**Exercise details:**
Look through the material below. Copy each line that contains the string "salinity".

**Records from a collection of figures:**
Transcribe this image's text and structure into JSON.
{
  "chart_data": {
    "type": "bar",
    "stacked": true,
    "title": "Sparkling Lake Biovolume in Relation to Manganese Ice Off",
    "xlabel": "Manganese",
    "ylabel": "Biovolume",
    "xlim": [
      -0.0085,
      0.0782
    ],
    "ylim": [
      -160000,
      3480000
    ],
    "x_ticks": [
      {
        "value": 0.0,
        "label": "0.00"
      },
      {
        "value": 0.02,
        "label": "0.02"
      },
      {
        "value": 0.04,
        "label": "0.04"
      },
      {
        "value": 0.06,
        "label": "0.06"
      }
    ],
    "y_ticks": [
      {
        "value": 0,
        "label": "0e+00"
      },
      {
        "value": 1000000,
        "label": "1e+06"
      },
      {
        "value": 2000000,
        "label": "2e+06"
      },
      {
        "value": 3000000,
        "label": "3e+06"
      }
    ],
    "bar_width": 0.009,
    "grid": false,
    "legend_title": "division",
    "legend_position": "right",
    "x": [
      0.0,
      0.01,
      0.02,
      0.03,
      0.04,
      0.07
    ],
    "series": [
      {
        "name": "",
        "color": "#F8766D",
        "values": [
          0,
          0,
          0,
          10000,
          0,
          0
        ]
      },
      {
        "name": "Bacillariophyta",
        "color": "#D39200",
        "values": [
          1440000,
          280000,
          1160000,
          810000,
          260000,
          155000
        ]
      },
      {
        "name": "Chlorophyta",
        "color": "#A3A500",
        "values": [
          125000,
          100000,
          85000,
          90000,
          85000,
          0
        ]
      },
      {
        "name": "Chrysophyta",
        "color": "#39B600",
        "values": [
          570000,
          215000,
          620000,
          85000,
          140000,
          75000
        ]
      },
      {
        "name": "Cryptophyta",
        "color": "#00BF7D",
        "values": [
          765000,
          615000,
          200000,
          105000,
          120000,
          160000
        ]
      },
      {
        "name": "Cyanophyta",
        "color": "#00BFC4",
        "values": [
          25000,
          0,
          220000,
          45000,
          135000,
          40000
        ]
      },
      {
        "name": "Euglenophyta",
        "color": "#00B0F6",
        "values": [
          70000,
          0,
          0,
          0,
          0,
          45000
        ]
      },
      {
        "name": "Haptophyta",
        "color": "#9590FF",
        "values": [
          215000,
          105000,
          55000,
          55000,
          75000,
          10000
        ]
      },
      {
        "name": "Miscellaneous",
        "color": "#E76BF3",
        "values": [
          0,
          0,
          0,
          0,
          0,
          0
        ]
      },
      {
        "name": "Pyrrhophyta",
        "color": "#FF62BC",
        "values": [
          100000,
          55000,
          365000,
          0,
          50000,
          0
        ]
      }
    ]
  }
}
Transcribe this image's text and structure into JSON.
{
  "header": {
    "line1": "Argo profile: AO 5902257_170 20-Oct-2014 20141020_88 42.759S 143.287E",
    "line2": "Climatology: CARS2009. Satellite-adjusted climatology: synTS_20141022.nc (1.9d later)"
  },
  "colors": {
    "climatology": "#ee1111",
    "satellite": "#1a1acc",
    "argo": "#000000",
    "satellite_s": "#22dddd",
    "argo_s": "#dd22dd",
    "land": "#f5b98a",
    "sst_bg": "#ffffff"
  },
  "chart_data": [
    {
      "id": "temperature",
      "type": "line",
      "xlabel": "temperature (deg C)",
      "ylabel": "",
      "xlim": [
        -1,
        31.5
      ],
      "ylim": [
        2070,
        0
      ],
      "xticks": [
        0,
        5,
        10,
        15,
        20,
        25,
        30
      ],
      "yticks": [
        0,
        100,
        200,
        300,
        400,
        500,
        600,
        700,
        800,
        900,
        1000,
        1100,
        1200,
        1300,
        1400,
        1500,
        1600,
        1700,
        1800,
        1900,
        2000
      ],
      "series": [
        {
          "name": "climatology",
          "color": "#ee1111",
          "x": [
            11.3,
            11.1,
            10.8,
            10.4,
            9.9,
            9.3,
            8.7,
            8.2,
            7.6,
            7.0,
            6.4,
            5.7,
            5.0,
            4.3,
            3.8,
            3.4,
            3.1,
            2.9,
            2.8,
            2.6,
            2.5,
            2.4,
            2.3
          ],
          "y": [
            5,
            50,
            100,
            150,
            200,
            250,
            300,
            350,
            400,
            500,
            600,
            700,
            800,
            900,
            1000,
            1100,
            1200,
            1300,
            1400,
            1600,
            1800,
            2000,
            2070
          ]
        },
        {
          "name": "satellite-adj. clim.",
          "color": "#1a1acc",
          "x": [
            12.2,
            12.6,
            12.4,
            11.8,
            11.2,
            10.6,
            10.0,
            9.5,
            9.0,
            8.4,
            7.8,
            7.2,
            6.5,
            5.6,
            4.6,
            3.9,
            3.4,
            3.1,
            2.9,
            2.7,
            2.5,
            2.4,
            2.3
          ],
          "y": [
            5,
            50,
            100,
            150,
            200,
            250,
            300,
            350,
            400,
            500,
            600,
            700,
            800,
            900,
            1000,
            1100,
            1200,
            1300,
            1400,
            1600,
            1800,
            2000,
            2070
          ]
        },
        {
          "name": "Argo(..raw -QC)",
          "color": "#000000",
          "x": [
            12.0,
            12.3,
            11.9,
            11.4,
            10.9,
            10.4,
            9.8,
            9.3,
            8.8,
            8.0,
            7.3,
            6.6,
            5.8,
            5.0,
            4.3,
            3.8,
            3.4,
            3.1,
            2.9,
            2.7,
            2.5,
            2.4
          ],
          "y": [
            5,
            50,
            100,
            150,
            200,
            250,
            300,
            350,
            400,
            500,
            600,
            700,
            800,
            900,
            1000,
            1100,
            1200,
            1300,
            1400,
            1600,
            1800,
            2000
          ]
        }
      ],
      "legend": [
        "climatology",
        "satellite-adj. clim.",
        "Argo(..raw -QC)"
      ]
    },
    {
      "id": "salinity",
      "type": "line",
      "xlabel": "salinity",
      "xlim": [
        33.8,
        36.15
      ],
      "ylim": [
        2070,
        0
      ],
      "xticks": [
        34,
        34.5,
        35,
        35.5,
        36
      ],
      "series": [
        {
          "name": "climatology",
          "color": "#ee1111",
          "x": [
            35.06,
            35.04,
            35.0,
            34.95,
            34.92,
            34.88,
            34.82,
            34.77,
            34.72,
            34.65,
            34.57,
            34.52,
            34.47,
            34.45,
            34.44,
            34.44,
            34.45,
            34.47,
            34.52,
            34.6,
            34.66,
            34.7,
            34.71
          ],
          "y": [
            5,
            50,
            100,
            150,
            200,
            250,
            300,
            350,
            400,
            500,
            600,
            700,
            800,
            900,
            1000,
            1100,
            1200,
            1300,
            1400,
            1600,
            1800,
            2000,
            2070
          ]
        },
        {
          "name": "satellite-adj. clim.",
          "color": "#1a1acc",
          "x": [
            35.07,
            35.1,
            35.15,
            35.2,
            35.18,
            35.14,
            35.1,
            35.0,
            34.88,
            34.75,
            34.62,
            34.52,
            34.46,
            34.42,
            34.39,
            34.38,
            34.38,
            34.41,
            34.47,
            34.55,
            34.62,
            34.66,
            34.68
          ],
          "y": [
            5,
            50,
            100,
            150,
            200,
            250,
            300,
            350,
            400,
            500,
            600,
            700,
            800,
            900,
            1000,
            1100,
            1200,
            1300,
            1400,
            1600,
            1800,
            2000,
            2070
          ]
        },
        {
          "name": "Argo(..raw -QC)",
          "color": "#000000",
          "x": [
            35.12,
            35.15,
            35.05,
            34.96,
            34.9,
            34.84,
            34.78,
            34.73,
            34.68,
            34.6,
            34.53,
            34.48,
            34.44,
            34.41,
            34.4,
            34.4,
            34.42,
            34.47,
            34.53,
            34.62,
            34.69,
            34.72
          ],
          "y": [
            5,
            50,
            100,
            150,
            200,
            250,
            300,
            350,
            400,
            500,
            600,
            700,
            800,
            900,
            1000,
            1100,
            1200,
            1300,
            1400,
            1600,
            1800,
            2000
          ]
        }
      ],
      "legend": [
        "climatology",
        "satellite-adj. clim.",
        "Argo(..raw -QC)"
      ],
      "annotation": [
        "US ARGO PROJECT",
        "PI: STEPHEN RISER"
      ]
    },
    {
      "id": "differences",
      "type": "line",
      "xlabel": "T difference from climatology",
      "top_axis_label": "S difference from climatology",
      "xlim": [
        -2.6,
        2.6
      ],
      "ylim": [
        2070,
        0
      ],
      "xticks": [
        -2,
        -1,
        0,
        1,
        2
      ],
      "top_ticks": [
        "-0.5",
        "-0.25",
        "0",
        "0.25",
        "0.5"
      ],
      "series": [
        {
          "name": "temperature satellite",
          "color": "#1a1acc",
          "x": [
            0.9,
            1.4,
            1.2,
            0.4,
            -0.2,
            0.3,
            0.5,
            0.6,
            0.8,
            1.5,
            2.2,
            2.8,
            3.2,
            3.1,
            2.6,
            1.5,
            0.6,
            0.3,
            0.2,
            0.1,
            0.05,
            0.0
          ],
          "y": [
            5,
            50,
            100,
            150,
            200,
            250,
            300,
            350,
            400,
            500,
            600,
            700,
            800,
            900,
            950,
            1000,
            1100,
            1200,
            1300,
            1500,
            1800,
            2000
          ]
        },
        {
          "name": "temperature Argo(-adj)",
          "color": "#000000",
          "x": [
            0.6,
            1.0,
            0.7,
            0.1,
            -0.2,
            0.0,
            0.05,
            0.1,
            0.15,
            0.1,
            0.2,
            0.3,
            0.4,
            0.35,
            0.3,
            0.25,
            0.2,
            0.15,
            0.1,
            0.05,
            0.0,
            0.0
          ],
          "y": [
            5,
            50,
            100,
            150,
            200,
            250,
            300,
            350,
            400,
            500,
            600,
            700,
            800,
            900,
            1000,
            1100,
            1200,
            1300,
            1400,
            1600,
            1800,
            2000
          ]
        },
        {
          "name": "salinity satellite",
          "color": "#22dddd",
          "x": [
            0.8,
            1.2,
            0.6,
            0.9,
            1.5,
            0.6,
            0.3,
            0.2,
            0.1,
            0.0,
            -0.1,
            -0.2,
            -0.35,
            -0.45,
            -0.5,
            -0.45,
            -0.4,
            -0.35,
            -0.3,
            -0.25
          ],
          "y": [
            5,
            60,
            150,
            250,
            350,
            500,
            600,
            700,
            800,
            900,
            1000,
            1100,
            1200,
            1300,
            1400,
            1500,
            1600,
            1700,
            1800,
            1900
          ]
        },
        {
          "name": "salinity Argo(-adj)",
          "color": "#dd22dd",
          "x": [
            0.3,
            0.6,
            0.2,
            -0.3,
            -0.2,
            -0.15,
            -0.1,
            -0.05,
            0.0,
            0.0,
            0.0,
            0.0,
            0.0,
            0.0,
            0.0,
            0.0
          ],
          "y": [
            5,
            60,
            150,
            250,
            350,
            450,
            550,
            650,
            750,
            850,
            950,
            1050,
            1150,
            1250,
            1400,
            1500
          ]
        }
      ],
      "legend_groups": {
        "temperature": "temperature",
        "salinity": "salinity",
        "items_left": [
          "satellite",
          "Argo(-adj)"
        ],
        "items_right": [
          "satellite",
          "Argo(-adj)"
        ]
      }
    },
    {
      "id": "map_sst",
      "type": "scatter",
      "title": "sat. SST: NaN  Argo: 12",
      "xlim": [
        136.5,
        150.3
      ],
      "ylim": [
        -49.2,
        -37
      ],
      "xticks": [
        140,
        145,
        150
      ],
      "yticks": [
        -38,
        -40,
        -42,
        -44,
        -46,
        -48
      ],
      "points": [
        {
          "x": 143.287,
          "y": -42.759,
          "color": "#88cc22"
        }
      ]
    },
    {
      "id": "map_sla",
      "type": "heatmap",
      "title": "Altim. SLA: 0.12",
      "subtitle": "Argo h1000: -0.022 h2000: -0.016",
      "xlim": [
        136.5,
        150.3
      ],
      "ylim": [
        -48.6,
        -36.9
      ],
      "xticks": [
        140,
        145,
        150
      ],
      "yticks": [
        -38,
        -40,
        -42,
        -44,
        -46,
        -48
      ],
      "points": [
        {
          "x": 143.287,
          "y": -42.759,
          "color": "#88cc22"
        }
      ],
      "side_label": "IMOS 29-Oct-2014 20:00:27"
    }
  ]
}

**Output for this exercise:**
      "id": "salinity",
      "xlabel": "salinity",
          "name": "salinity satellite",
          "name": "salinity Argo(-adj)",
        "salinity": "salinity",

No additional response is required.